• 課題 1
管弦楽部への手紙のうち、「同志社高校管弦楽部(DJS)のみなさんへ」で始まり「気持ちであるとお察しします。」で終わる部分を、「土日」を「週末」に置き換えて書き直してください。
• 課題 2
管弦楽部への手紙の続きを、示された最後の文のあとから書いてください。

• 抜粋文
-- -- --

同志社高校管弦楽部(DJS)のみなさんへ

 

 

 本来であればこの土日は「くるみ割り人形」の合奏をやっているはずでした。3月22日に行われるはずだった演奏会が中止になったことで、悔しい思いをしている人はたくさんいると思いますが、私もその一人です。特に、これが高校生活を締めくくる演奏会になるはずだった、高校三年生のみなさんは、本当に残念な気持ちであるとお察しします。

 

 トロンボーンをやっている私は、幸いなことに、一年の間にたくさんのコンサートに出演しますが、その中でも一番楽しみにしていたコンサートがみなさんとの演奏会でした。ドヴォルジャークの八番を聴くことも非常に楽しみにしていました。その機会が、突然、予想もしない形で失われてしまったことに、仕方のないこととは言え、諦めがつかない部分もあります。だから、自分の中で何かしらの諦めをつかせるために、この文章を書いています。

 

 

 

 少し昔話に付き合ってもらえませんか。当然、私にも高校三年生の時がありました。私は同志社香里高校の吹奏楽部の部長と指揮者をしていました。DJSのみなさんと同じように、高3の三月に最後の演奏会がありました。高校時代、完全に部活人間だった私は、その演奏会が人生のすべてでした。まるで、そのあとの世界には興味がないというくらい、部活に、最後の定演に、自分のすべての力を注ぎ込んでいました。

-- -- --

• 提示記録
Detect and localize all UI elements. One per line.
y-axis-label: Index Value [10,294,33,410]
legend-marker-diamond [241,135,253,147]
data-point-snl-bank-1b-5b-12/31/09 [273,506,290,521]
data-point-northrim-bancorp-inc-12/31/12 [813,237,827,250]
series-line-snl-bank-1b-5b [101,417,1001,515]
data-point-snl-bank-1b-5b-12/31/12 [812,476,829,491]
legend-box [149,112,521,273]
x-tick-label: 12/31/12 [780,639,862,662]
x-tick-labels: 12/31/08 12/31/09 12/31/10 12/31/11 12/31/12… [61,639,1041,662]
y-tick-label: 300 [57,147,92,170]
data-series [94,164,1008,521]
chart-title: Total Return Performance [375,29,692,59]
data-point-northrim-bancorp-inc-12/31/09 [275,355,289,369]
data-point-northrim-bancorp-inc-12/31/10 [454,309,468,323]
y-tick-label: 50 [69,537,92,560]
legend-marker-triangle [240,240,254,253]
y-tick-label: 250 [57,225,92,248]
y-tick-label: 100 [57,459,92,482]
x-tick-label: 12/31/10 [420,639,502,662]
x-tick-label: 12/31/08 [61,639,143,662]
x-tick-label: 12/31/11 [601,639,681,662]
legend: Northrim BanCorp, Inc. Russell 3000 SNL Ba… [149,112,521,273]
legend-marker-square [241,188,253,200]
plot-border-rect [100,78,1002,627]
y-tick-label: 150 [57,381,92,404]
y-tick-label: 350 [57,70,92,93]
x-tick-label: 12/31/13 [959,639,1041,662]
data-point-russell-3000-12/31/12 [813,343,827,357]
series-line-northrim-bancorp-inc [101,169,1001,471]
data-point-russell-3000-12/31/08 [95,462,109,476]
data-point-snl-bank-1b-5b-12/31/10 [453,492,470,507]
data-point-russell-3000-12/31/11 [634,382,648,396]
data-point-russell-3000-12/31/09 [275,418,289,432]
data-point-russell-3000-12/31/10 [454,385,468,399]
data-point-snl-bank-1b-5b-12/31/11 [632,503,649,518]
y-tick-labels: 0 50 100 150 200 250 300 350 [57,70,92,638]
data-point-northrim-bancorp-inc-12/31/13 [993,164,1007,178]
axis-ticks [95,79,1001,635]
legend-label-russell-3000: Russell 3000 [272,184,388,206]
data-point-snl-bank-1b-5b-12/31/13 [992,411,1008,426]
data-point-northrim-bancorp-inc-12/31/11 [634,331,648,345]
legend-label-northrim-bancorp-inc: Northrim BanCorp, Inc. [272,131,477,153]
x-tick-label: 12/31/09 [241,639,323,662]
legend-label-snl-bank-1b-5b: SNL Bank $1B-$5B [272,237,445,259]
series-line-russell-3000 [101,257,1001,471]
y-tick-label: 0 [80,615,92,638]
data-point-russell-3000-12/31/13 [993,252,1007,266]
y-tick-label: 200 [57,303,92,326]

-- -- --

• 解答欄 1
同志社高校管弦楽部(DJS)のみなさんへ

 

 

 本来であればこの週末は「くるみ割り人形」の合奏をやっているはずでした。3月22日に行われるはずだった演奏会が中止になったことで、悔しい思いをしている人はたくさんいると思いますが、私もその一人です。特に、これが高校生活を締めくくる演奏会になるはずだった、高校三年生のみなさんは、本当に残念な気持ちであるとお察しします。

• 解答欄 2
 2008年の三月のことです。美しい春の朝でした。感動的な日になるであろうという予感とともに目を覚ましました。しかしすぐに、その予感は消滅しました。というのも、冗談みたいな話なんですが、耳が聴こえなくなっていたんですね。

 

 正確に言うと、右耳がほぼ聴こえなくて、左耳がうっすら聴こえて、何か頭が痛い、という状況でした。「なんやコレ」と思いましたが、本番の日ですから、病院に行くわけにもいかず、すぐに支度をしてホールへ向かいました。

 

 実を言うと、そこから先、その日の記憶があまりはっきりしないのです。家族が撮影してくれていたビデオを見ると、私はちゃんと楽器を吹いているし、指揮もしているし、第二部では「ルパン」の銭形警部の役で劇を演じて(二部は劇をやるという伝統があった)います。写真もしっかり残っている。しかし、肝心の記憶がはっきりしない。 いま覚えていることといえば、「耳が聴こえなかった」ということと、(ホルン奏者には申し訳ないが)「『春の猟犬』でホルンが一小節飛び出した箇所があった」ということだけです。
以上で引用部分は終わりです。